## Start
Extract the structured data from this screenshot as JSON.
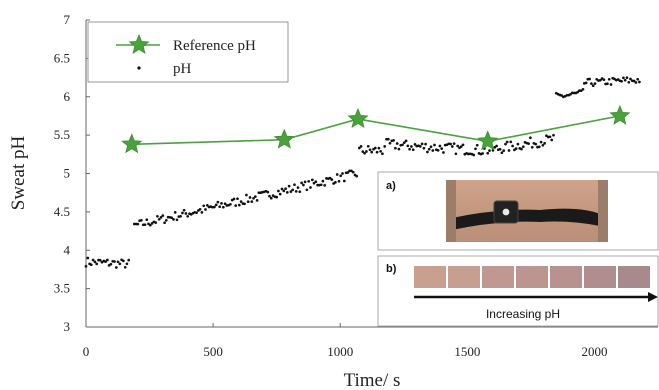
{
  "chart_data": {
    "type": "scatter",
    "xlabel": "Time/ s",
    "ylabel": "Sweat pH",
    "xlim": [
      0,
      2250
    ],
    "ylim": [
      3,
      7
    ],
    "xticks": [
      "0",
      "500",
      "1000",
      "1500",
      "2000"
    ],
    "xtick_values": [
      0,
      500,
      1000,
      1500,
      2000
    ],
    "yticks": [
      "3",
      "3.5",
      "4",
      "4.5",
      "5",
      "5.5",
      "6",
      "6.5",
      "7"
    ],
    "ytick_values": [
      3,
      3.5,
      4,
      4.5,
      5,
      5.5,
      6,
      6.5,
      7
    ],
    "legend_position": "top-left",
    "series": [
      {
        "name": "Reference pH",
        "style": "line-star",
        "color": "#4aa13e",
        "x": [
          180,
          780,
          1070,
          1580,
          2100
        ],
        "y": [
          5.38,
          5.44,
          5.71,
          5.42,
          5.75
        ]
      },
      {
        "name": "pH",
        "style": "dots",
        "color": "#111111",
        "segments": [
          {
            "x0": 0,
            "x1": 170,
            "y0": 3.85,
            "y1": 3.82,
            "noise": 0.06
          },
          {
            "x0": 190,
            "x1": 1070,
            "y0": 4.32,
            "y1": 5.0,
            "noise": 0.06
          },
          {
            "x0": 1075,
            "x1": 1170,
            "y0": 5.3,
            "y1": 5.3,
            "noise": 0.07
          },
          {
            "x0": 1175,
            "x1": 1570,
            "y0": 5.38,
            "y1": 5.3,
            "noise": 0.07
          },
          {
            "x0": 1580,
            "x1": 1840,
            "y0": 5.3,
            "y1": 5.45,
            "noise": 0.07
          },
          {
            "x0": 1850,
            "x1": 1960,
            "y0": 6.0,
            "y1": 6.05,
            "noise": 0.05
          },
          {
            "x0": 1960,
            "x1": 2180,
            "y0": 6.18,
            "y1": 6.22,
            "noise": 0.05
          }
        ]
      }
    ],
    "insets": [
      {
        "label": "a)",
        "caption": "",
        "photo": "pH sensor band worn around torso"
      },
      {
        "label": "b)",
        "caption": "Increasing pH",
        "swatch_colors": [
          "#c9a08f",
          "#c79f92",
          "#c09891",
          "#bc9591",
          "#b8928f",
          "#b08e8f",
          "#a8898c"
        ]
      }
    ]
  }
}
## End
**REQUIRED TASK**
Copy all the lines of data exactly as they appear, dropping any images.

**REPLY**
Extract the structured data from this screenshot as JSON.
{
  "chart_data": {
    "type": "scatter",
    "xlabel": "Time/ s",
    "ylabel": "Sweat pH",
    "xlim": [
      0,
      2250
    ],
    "ylim": [
      3,
      7
    ],
    "xticks": [
      "0",
      "500",
      "1000",
      "1500",
      "2000"
    ],
    "xtick_values": [
      0,
      500,
      1000,
      1500,
      2000
    ],
    "yticks": [
      "3",
      "3.5",
      "4",
      "4.5",
      "5",
      "5.5",
      "6",
      "6.5",
      "7"
    ],
    "ytick_values": [
      3,
      3.5,
      4,
      4.5,
      5,
      5.5,
      6,
      6.5,
      7
    ],
    "legend_position": "top-left",
    "series": [
      {
        "name": "Reference pH",
        "style": "line-star",
        "color": "#4aa13e",
        "x": [
          180,
          780,
          1070,
          1580,
          2100
        ],
        "y": [
          5.38,
          5.44,
          5.71,
          5.42,
          5.75
        ]
      },
      {
        "name": "pH",
        "style": "dots",
        "color": "#111111",
        "segments": [
          {
            "x0": 0,
            "x1": 170,
            "y0": 3.85,
            "y1": 3.82,
            "noise": 0.06
          },
          {
            "x0": 190,
            "x1": 1070,
            "y0": 4.32,
            "y1": 5.0,
            "noise": 0.06
          },
          {
            "x0": 1075,
            "x1": 1170,
            "y0": 5.3,
            "y1": 5.3,
            "noise": 0.07
          },
          {
            "x0": 1175,
            "x1": 1570,
            "y0": 5.38,
            "y1": 5.3,
            "noise": 0.07
          },
          {
            "x0": 1580,
            "x1": 1840,
            "y0": 5.3,
            "y1": 5.45,
            "noise": 0.07
          },
          {
            "x0": 1850,
            "x1": 1960,
            "y0": 6.0,
            "y1": 6.05,
            "noise": 0.05
          },
          {
            "x0": 1960,
            "x1": 2180,
            "y0": 6.18,
            "y1": 6.22,
            "noise": 0.05
          }
        ]
      }
    ],
    "insets": [
      {
        "label": "a)",
        "caption": "",
        "photo": "pH sensor band worn around torso"
      },
      {
        "label": "b)",
        "caption": "Increasing pH",
        "swatch_colors": [
          "#c9a08f",
          "#c79f92",
          "#c09891",
          "#bc9591",
          "#b8928f",
          "#b08e8f",
          "#a8898c"
        ]
      }
    ]
  }
}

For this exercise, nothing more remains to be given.